◆ CHALLENGE ◆
Copy every line of the listing that holds the string "chars".

(Collected data entries)
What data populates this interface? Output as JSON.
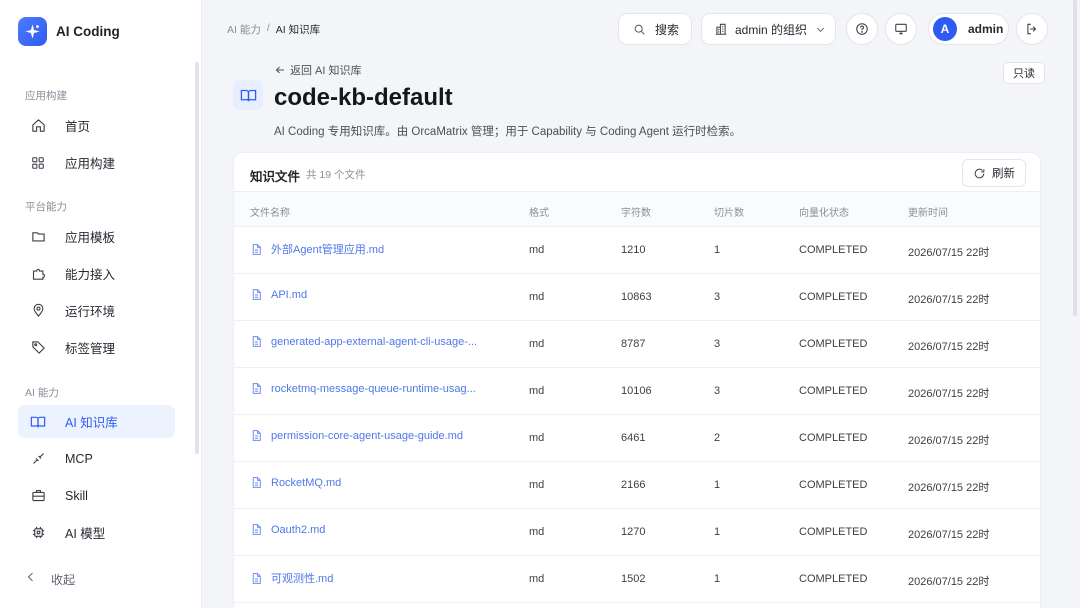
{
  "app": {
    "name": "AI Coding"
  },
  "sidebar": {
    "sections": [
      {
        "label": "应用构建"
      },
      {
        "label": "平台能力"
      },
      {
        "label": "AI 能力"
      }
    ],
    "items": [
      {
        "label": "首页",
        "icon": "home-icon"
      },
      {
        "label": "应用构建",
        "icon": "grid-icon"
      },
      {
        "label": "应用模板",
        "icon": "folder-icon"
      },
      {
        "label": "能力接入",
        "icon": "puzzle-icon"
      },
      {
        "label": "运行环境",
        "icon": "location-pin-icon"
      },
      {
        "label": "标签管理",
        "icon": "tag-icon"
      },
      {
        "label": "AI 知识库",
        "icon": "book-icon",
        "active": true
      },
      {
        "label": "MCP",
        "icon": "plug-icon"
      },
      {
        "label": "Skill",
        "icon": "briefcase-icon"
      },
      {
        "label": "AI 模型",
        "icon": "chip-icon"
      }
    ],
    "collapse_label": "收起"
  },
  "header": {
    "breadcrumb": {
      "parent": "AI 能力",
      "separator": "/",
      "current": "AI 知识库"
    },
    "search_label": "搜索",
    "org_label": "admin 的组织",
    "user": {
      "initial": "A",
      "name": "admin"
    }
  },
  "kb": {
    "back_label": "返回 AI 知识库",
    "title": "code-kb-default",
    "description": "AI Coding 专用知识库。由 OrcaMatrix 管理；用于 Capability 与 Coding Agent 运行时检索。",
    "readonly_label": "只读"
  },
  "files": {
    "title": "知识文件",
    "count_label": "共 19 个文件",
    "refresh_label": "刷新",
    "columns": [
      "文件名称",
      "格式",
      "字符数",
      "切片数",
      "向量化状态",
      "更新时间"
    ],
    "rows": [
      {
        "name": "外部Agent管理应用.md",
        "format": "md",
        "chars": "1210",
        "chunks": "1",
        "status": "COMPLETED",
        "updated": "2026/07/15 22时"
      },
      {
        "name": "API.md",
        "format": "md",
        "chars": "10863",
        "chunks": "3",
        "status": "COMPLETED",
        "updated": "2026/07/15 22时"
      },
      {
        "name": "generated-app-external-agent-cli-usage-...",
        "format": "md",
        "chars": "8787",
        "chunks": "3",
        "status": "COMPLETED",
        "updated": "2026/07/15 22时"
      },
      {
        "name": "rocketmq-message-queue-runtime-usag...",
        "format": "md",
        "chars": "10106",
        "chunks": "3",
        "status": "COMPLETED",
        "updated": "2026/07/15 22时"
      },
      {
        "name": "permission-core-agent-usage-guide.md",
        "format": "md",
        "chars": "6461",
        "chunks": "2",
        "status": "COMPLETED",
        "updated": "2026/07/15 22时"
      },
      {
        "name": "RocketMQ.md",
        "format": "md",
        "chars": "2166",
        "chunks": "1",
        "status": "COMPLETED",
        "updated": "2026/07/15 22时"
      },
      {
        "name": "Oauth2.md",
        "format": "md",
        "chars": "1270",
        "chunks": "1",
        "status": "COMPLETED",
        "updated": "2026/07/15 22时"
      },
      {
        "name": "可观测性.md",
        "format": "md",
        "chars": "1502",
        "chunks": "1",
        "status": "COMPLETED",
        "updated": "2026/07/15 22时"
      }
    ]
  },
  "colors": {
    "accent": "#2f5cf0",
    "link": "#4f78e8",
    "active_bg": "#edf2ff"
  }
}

---

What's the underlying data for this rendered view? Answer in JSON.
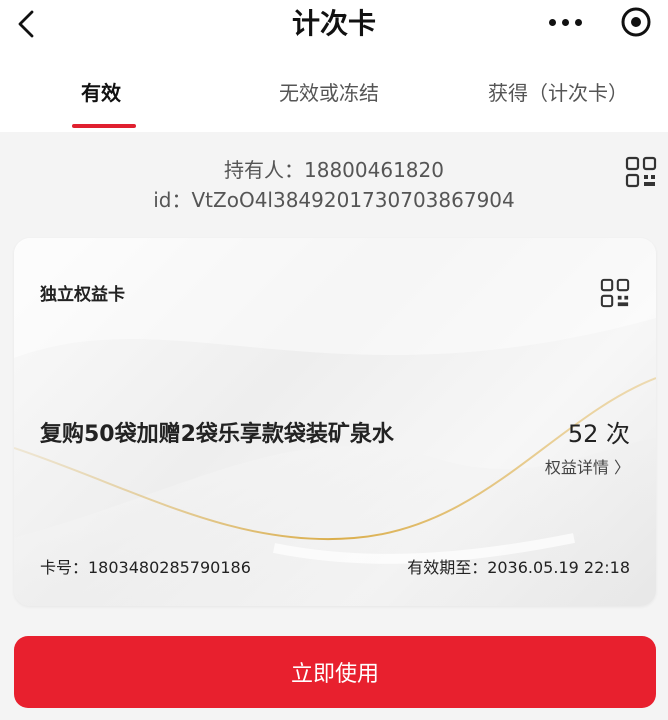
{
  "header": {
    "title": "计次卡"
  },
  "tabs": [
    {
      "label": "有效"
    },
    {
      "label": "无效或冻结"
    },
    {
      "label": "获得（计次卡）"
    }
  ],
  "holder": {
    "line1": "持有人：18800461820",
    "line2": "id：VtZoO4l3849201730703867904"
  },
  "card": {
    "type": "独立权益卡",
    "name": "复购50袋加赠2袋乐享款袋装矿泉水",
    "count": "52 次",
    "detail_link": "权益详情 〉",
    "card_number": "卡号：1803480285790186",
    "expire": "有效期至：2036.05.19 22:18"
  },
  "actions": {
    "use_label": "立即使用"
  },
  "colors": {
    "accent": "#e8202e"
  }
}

◆ SOLUTION ◆
        "chars": "1210",
        "chars": "10863",
        "chars": "8787",
        "chars": "10106",
        "chars": "6461",
        "chars": "2166",
        "chars": "1270",
        "chars": "1502",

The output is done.